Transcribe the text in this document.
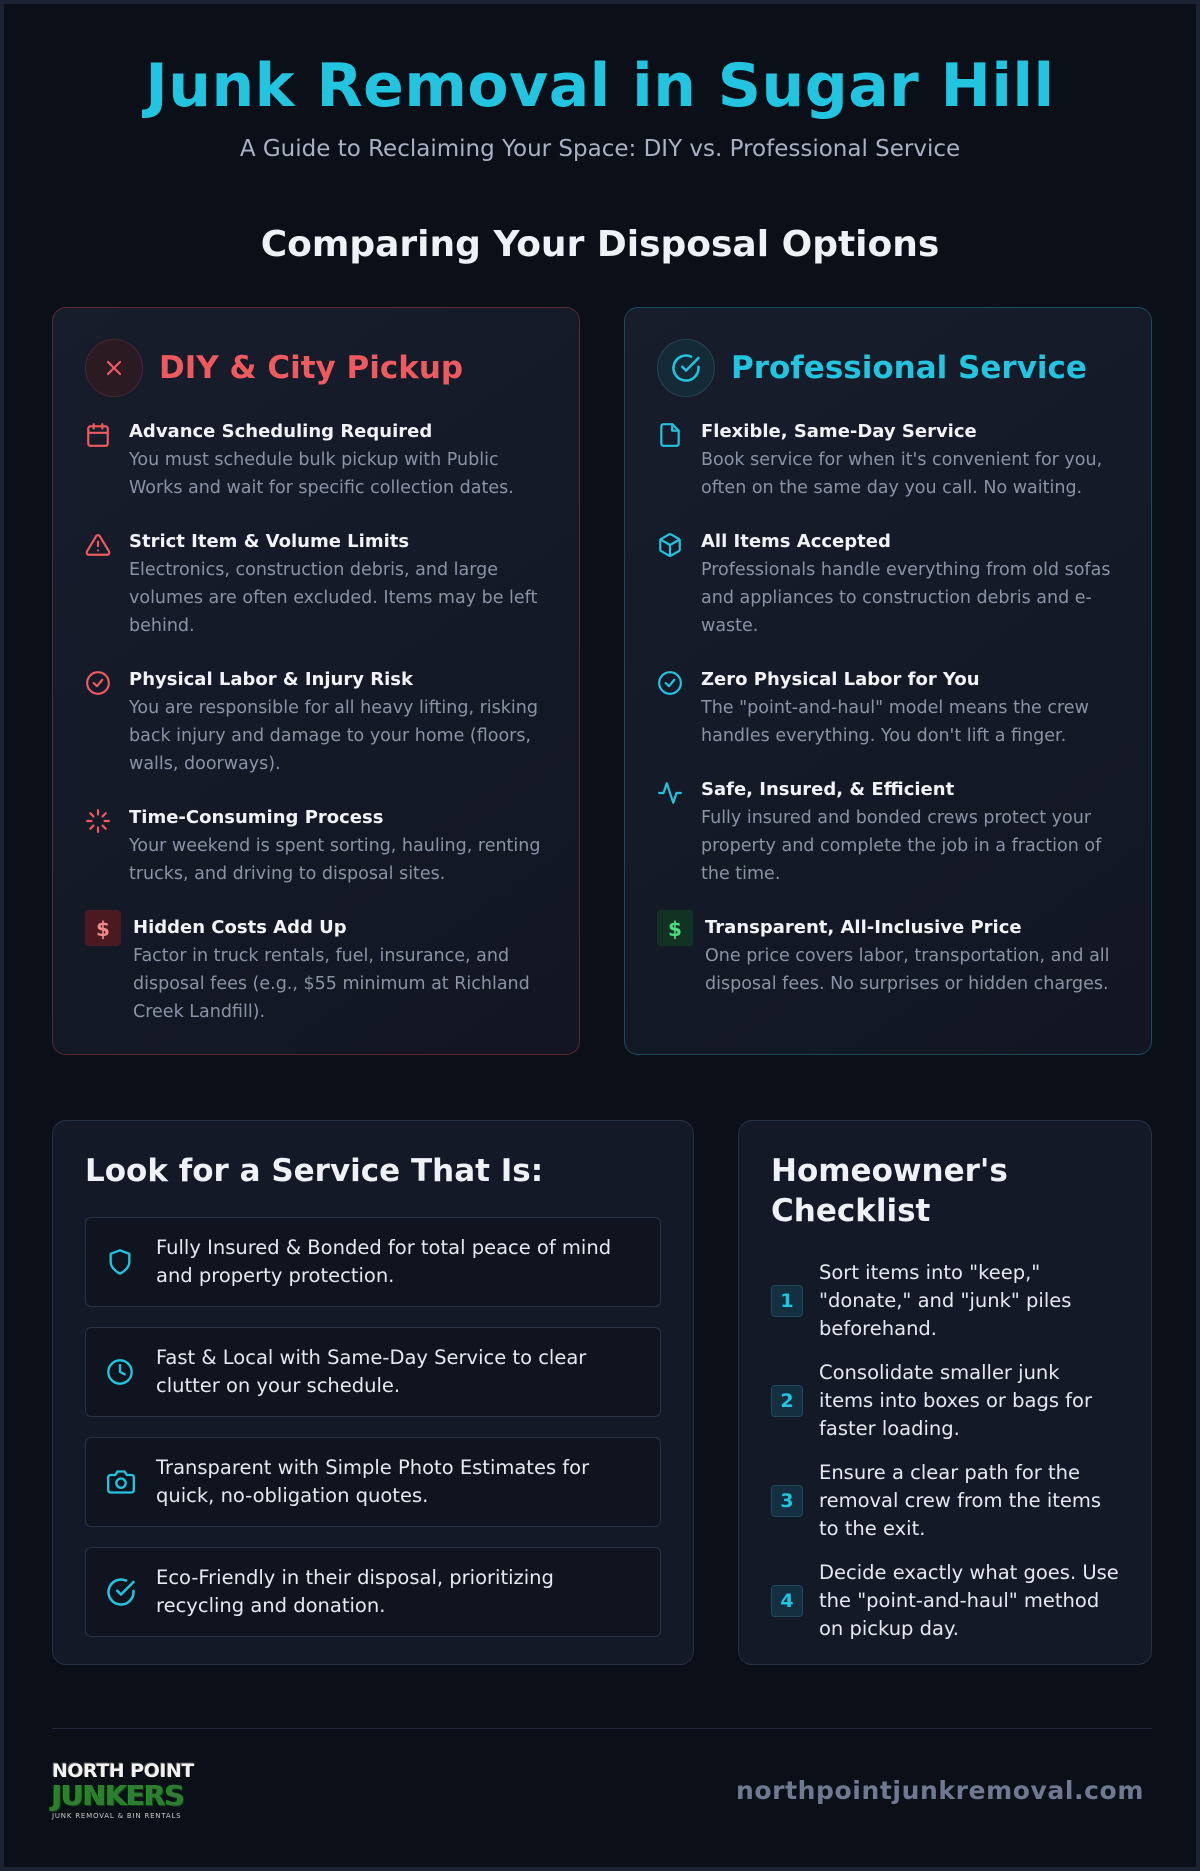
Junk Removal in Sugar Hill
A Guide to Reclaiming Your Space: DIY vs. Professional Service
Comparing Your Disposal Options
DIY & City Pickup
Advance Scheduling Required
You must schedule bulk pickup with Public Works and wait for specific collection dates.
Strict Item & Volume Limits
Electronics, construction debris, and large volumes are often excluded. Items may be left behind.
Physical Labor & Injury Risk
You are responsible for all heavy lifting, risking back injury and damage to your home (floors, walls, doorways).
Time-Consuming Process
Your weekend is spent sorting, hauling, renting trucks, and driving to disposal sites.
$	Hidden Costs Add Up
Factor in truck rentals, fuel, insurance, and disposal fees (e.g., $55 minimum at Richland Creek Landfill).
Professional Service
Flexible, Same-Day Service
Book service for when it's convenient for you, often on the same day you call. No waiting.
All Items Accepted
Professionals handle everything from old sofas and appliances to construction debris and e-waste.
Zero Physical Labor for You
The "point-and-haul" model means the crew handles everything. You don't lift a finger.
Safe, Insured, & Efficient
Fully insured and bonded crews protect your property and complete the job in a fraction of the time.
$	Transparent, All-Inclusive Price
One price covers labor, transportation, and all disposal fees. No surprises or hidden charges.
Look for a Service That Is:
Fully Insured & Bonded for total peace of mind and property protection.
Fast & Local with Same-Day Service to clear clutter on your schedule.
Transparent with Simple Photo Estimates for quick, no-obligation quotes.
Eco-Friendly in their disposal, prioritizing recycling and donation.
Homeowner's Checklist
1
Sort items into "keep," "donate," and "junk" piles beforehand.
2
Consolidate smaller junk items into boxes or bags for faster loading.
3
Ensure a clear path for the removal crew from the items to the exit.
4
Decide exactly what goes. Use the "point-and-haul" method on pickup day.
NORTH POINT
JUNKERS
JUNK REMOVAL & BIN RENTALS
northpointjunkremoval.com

### Given request
From the records given above, reproduce all text exactly and exclude each picture.

### Complete output
Transcribe the text in this document.
Junk Removal in Sugar Hill
A Guide to Reclaiming Your Space: DIY vs. Professional Service
Comparing Your Disposal Options
DIY & City Pickup
Advance Scheduling Required
You must schedule bulk pickup with Public Works and wait for specific collection dates.
Strict Item & Volume Limits
Electronics, construction debris, and large volumes are often excluded. Items may be left behind.
Physical Labor & Injury Risk
You are responsible for all heavy lifting, risking back injury and damage to your home (floors, walls, doorways).
Time-Consuming Process
Your weekend is spent sorting, hauling, renting trucks, and driving to disposal sites.
$	Hidden Costs Add Up
Factor in truck rentals, fuel, insurance, and disposal fees (e.g., $55 minimum at Richland Creek Landfill).
Professional Service
Flexible, Same-Day Service
Book service for when it's convenient for you, often on the same day you call. No waiting.
All Items Accepted
Professionals handle everything from old sofas and appliances to construction debris and e-waste.
Zero Physical Labor for You
The "point-and-haul" model means the crew handles everything. You don't lift a finger.
Safe, Insured, & Efficient
Fully insured and bonded crews protect your property and complete the job in a fraction of the time.
$	Transparent, All-Inclusive Price
One price covers labor, transportation, and all disposal fees. No surprises or hidden charges.
Look for a Service That Is:
Fully Insured & Bonded for total peace of mind and property protection.
Fast & Local with Same-Day Service to clear clutter on your schedule.
Transparent with Simple Photo Estimates for quick, no-obligation quotes.
Eco-Friendly in their disposal, prioritizing recycling and donation.
Homeowner's Checklist
1
Sort items into "keep," "donate," and "junk" piles beforehand.
2
Consolidate smaller junk items into boxes or bags for faster loading.
3
Ensure a clear path for the removal crew from the items to the exit.
4
Decide exactly what goes. Use the "point-and-haul" method on pickup day.
NORTH POINT
JUNKERS
JUNK REMOVAL & BIN RENTALS
northpointjunkremoval.com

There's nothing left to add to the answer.